- _Task to carry out_
Check every line of the material below for the string "stdev", and return the ones that have it.

- _Task inputs_
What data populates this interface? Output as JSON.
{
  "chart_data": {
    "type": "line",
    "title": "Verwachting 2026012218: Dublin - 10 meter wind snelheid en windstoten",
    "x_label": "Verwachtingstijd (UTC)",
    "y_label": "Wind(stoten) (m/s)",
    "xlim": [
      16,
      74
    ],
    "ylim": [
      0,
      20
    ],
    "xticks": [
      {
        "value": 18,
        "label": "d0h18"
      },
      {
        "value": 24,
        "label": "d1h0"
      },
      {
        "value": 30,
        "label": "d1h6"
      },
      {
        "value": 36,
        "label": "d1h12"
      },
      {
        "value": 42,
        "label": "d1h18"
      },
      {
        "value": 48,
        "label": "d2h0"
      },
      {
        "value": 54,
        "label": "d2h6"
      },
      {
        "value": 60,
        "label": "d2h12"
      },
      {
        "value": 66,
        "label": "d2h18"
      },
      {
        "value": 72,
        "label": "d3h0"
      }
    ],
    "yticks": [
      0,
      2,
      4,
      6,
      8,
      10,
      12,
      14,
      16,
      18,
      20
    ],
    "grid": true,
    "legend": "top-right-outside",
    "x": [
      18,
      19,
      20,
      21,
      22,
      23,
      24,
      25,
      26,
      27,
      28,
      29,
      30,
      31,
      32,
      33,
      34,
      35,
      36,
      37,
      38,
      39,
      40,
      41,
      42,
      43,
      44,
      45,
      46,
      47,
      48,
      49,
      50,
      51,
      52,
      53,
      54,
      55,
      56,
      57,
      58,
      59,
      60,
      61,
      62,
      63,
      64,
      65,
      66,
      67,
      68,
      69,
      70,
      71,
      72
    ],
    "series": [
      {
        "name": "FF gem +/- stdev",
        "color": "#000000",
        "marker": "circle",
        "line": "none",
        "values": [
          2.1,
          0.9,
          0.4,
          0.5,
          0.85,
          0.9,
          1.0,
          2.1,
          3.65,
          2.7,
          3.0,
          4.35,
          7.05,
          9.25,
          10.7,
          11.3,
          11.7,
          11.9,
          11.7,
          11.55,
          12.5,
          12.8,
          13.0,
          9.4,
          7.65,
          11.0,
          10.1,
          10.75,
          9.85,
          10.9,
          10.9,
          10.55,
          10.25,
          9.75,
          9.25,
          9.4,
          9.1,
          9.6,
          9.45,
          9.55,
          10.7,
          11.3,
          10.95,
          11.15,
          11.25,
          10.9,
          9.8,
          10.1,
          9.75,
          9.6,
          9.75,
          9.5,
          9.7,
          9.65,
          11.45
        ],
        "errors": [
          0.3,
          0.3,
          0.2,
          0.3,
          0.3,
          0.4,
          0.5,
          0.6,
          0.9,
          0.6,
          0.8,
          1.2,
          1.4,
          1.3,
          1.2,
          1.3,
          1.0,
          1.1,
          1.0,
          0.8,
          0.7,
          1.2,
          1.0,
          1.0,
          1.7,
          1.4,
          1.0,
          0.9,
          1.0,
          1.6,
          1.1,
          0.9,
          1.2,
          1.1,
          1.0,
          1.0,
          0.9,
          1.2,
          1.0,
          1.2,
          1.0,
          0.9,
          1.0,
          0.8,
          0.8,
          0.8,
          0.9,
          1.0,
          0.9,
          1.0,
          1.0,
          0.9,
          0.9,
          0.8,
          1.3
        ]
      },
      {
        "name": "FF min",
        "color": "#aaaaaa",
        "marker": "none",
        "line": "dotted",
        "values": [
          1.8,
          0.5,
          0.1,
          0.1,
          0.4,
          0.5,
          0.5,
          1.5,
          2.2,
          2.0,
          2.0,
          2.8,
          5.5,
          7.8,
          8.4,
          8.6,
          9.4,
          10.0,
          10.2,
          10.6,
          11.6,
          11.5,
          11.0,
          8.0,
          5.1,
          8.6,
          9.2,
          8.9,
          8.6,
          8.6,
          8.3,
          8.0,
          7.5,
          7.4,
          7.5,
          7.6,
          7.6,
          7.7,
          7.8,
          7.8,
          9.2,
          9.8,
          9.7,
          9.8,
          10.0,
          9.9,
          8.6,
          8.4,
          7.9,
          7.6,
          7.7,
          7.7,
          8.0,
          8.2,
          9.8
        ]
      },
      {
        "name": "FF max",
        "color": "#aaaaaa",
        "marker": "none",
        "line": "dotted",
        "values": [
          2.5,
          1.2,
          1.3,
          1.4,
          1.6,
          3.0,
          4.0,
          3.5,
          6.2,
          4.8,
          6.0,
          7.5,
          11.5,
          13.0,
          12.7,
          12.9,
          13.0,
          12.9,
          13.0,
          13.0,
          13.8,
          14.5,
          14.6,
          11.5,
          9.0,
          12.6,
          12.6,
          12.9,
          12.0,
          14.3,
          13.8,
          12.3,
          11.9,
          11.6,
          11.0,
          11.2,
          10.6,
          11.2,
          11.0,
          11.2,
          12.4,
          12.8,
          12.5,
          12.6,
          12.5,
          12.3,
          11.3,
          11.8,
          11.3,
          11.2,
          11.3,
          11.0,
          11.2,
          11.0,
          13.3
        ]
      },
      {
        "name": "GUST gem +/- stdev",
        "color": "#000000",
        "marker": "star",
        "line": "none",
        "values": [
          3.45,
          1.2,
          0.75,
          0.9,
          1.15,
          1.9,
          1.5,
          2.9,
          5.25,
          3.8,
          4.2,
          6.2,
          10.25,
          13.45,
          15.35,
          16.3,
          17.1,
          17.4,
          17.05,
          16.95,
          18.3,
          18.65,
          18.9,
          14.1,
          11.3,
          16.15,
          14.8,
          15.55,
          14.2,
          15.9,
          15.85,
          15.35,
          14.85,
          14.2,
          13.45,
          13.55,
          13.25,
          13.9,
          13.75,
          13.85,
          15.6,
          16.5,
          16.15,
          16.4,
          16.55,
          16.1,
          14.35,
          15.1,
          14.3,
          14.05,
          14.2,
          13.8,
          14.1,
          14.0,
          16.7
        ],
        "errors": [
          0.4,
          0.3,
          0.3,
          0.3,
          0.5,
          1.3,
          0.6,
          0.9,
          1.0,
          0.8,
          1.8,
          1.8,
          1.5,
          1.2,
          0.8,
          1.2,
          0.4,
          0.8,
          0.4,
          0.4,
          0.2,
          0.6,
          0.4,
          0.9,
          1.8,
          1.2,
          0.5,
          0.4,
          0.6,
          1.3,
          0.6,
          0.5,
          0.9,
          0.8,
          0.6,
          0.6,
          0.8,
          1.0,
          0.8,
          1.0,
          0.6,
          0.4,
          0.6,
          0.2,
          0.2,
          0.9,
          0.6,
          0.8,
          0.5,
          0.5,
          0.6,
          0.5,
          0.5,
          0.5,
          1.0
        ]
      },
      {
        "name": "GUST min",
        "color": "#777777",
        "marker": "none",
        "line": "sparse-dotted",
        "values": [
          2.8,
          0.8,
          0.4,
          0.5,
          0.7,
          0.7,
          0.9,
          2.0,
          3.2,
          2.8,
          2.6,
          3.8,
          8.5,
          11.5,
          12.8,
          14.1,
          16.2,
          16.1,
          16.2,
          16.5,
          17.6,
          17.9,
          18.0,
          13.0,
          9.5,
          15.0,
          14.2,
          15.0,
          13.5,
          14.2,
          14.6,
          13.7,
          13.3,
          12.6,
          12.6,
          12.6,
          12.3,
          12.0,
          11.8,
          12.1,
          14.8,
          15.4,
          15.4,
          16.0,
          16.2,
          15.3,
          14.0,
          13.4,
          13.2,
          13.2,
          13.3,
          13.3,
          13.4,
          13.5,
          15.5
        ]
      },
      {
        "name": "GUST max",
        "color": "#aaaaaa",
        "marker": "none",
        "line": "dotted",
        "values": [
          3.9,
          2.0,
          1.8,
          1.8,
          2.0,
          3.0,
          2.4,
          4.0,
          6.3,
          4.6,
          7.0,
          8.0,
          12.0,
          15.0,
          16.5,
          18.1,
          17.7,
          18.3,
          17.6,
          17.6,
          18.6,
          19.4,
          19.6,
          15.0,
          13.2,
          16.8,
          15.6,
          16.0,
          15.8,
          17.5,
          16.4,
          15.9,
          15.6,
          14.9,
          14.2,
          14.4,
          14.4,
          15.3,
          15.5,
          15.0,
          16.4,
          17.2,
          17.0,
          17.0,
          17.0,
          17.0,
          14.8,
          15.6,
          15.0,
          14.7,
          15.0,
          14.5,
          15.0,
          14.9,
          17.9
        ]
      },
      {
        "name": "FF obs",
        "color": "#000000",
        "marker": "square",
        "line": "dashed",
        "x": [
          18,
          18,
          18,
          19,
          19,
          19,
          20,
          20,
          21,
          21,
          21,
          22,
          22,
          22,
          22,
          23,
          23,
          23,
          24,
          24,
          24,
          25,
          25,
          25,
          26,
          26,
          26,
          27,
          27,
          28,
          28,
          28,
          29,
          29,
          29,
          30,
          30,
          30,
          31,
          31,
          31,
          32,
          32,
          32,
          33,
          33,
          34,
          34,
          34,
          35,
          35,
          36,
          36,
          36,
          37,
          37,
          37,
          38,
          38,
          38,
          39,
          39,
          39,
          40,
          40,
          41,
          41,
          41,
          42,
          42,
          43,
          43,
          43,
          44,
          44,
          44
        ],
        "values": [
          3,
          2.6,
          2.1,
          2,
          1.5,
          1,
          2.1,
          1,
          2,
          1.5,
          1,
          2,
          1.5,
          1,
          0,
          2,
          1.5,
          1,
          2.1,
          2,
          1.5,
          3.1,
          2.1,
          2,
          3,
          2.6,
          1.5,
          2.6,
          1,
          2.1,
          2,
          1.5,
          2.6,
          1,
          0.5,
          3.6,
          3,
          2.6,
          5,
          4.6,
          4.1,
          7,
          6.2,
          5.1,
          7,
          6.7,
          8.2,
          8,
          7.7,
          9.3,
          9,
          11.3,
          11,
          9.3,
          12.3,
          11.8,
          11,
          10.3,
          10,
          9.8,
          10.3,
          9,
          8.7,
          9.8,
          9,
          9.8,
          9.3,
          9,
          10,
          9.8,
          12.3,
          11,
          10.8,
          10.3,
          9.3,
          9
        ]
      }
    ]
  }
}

- _Task answer_
        "name": "FF gem +/- stdev",
        "name": "GUST gem +/- stdev",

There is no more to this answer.